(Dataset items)
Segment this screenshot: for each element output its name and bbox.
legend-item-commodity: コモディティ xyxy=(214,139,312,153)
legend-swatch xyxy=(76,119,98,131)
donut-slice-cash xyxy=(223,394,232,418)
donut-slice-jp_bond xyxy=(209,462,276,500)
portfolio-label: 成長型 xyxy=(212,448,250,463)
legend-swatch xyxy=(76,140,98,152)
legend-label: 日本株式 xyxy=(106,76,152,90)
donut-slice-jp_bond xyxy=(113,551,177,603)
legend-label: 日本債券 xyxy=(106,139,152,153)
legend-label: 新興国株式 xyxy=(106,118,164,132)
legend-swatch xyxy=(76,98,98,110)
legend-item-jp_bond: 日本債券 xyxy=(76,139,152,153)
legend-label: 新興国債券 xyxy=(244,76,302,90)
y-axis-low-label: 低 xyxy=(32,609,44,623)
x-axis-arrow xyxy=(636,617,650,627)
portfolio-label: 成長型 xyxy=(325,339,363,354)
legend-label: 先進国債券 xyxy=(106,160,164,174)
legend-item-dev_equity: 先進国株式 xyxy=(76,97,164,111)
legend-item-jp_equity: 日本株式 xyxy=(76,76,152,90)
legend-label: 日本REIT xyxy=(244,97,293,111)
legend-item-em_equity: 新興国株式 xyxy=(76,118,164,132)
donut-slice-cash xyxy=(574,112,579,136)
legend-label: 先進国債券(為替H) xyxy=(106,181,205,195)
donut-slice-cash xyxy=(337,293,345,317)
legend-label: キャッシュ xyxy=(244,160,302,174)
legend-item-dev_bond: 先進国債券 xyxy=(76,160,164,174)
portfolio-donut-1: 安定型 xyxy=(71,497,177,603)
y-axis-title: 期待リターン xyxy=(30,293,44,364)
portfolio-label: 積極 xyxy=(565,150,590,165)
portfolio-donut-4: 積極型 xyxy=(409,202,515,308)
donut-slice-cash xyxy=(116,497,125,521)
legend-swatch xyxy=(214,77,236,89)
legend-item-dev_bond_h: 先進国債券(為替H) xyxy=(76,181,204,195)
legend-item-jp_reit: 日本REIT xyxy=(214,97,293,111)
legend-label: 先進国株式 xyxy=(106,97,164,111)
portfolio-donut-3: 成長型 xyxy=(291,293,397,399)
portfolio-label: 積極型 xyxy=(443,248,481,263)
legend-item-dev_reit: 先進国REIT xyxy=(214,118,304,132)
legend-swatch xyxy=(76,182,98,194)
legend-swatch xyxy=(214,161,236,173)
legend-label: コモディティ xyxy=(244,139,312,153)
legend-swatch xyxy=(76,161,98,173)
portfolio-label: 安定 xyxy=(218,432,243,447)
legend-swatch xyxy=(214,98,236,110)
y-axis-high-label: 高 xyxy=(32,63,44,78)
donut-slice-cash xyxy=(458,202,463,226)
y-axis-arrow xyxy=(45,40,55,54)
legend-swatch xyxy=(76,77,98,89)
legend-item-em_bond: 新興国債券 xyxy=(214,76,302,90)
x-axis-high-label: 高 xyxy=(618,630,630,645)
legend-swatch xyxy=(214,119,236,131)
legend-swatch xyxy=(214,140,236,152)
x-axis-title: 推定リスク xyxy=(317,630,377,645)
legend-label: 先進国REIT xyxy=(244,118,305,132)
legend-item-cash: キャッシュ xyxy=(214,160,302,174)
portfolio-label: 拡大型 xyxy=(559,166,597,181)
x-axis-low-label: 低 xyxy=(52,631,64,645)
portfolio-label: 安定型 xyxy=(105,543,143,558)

## Short task
Recast every line of the records above as a numbered list, leaving out any blank lines.

## Task solution
1. Segment this screenshot: for each element output its name and bbox.
2. legend-item-commodity: コモディティ xyxy=(214,139,312,153)
3. legend-swatch xyxy=(76,119,98,131)
4. donut-slice-cash xyxy=(223,394,232,418)
5. donut-slice-jp_bond xyxy=(209,462,276,500)
6. portfolio-label: 成長型 xyxy=(212,448,250,463)
7. legend-swatch xyxy=(76,140,98,152)
8. legend-label: 日本株式 xyxy=(106,76,152,90)
9. donut-slice-jp_bond xyxy=(113,551,177,603)
10. legend-label: 日本債券 xyxy=(106,139,152,153)
11. legend-label: 新興国株式 xyxy=(106,118,164,132)
12. legend-swatch xyxy=(76,98,98,110)
13. legend-item-jp_bond: 日本債券 xyxy=(76,139,152,153)
14. legend-label: 新興国債券 xyxy=(244,76,302,90)
15. y-axis-low-label: 低 xyxy=(32,609,44,623)
16. x-axis-arrow xyxy=(636,617,650,627)
17. portfolio-label: 成長型 xyxy=(325,339,363,354)
18. legend-label: 先進国債券 xyxy=(106,160,164,174)
19. legend-item-dev_equity: 先進国株式 xyxy=(76,97,164,111)
20. legend-item-jp_equity: 日本株式 xyxy=(76,76,152,90)
21. legend-label: 日本REIT xyxy=(244,97,293,111)
22. legend-item-em_equity: 新興国株式 xyxy=(76,118,164,132)
23. donut-slice-cash xyxy=(574,112,579,136)
24. legend-label: 先進国債券(為替H) xyxy=(106,181,205,195)
25. donut-slice-cash xyxy=(337,293,345,317)
26. legend-label: キャッシュ xyxy=(244,160,302,174)
27. legend-item-dev_bond: 先進国債券 xyxy=(76,160,164,174)
28. portfolio-donut-1: 安定型 xyxy=(71,497,177,603)
29. y-axis-title: 期待リターン xyxy=(30,293,44,364)
30. portfolio-label: 積極 xyxy=(565,150,590,165)
31. portfolio-donut-4: 積極型 xyxy=(409,202,515,308)
32. donut-slice-cash xyxy=(116,497,125,521)
33. legend-swatch xyxy=(214,77,236,89)
34. legend-item-dev_bond_h: 先進国債券(為替H) xyxy=(76,181,204,195)
35. legend-item-jp_reit: 日本REIT xyxy=(214,97,293,111)
36. legend-label: 先進国株式 xyxy=(106,97,164,111)
37. portfolio-donut-3: 成長型 xyxy=(291,293,397,399)
38. portfolio-label: 積極型 xyxy=(443,248,481,263)
39. legend-item-dev_reit: 先進国REIT xyxy=(214,118,304,132)
40. legend-swatch xyxy=(76,182,98,194)
41. legend-swatch xyxy=(214,161,236,173)
42. legend-label: コモディティ xyxy=(244,139,312,153)
43. legend-swatch xyxy=(76,161,98,173)
44. portfolio-label: 安定 xyxy=(218,432,243,447)
45. legend-swatch xyxy=(214,98,236,110)
46. y-axis-high-label: 高 xyxy=(32,63,44,78)
47. donut-slice-cash xyxy=(458,202,463,226)
48. y-axis-arrow xyxy=(45,40,55,54)
49. legend-swatch xyxy=(76,77,98,89)
50. legend-item-em_bond: 新興国債券 xyxy=(214,76,302,90)
51. x-axis-high-label: 高 xyxy=(618,630,630,645)
52. legend-swatch xyxy=(214,119,236,131)
53. legend-swatch xyxy=(214,140,236,152)
54. x-axis-title: 推定リスク xyxy=(317,630,377,645)
55. legend-label: 先進国REIT xyxy=(244,118,305,132)
56. legend-item-cash: キャッシュ xyxy=(214,160,302,174)
57. portfolio-label: 拡大型 xyxy=(559,166,597,181)
58. x-axis-low-label: 低 xyxy=(52,631,64,645)
59. portfolio-label: 安定型 xyxy=(105,543,143,558)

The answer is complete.